** begin GIVEN RECORDS **
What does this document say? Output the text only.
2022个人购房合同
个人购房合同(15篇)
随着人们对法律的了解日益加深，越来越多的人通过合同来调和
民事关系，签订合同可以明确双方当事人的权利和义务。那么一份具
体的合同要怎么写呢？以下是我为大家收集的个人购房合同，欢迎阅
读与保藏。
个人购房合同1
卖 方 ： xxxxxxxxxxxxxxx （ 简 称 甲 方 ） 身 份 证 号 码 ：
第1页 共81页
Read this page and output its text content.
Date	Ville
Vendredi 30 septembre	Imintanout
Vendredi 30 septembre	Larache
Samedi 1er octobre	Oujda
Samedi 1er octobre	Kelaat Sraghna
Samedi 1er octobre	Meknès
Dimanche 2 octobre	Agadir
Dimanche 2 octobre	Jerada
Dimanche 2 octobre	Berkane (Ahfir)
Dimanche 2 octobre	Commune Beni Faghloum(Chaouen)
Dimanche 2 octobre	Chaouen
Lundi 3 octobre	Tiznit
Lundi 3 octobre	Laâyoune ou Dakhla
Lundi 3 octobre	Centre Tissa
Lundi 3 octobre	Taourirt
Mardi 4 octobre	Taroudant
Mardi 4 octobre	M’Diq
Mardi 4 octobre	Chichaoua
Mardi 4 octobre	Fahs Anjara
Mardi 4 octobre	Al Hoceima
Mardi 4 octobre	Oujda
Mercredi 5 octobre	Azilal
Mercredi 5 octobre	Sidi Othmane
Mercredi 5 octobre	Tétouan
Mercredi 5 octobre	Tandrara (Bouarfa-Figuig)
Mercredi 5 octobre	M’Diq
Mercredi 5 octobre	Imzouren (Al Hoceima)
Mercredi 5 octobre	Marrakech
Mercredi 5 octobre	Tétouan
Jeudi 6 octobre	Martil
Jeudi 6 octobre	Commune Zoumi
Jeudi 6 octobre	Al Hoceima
** end GIVEN RECORDS **
▸ **TASK TO COMPLETE**: Quote the data above in full, changing nothing.

▸ **RESULT BELOW**:
What does this document say? Output the text only.
2022个人购房合同
个人购房合同(15篇)
随着人们对法律的了解日益加深，越来越多的人通过合同来调和
民事关系，签订合同可以明确双方当事人的权利和义务。那么一份具
体的合同要怎么写呢？以下是我为大家收集的个人购房合同，欢迎阅
读与保藏。
个人购房合同1
卖 方 ： xxxxxxxxxxxxxxx （ 简 称 甲 方 ） 身 份 证 号 码 ：
第1页 共81页
Read this page and output its text content.
Date	Ville
Vendredi 30 septembre	Imintanout
Vendredi 30 septembre	Larache
Samedi 1er octobre	Oujda
Samedi 1er octobre	Kelaat Sraghna
Samedi 1er octobre	Meknès
Dimanche 2 octobre	Agadir
Dimanche 2 octobre	Jerada
Dimanche 2 octobre	Berkane (Ahfir)
Dimanche 2 octobre	Commune Beni Faghloum(Chaouen)
Dimanche 2 octobre	Chaouen
Lundi 3 octobre	Tiznit
Lundi 3 octobre	Laâyoune ou Dakhla
Lundi 3 octobre	Centre Tissa
Lundi 3 octobre	Taourirt
Mardi 4 octobre	Taroudant
Mardi 4 octobre	M’Diq
Mardi 4 octobre	Chichaoua
Mardi 4 octobre	Fahs Anjara
Mardi 4 octobre	Al Hoceima
Mardi 4 octobre	Oujda
Mercredi 5 octobre	Azilal
Mercredi 5 octobre	Sidi Othmane
Mercredi 5 octobre	Tétouan
Mercredi 5 octobre	Tandrara (Bouarfa-Figuig)
Mercredi 5 octobre	M’Diq
Mercredi 5 octobre	Imzouren (Al Hoceima)
Mercredi 5 octobre	Marrakech
Mercredi 5 octobre	Tétouan
Jeudi 6 octobre	Martil
Jeudi 6 octobre	Commune Zoumi
Jeudi 6 octobre	Al Hoceima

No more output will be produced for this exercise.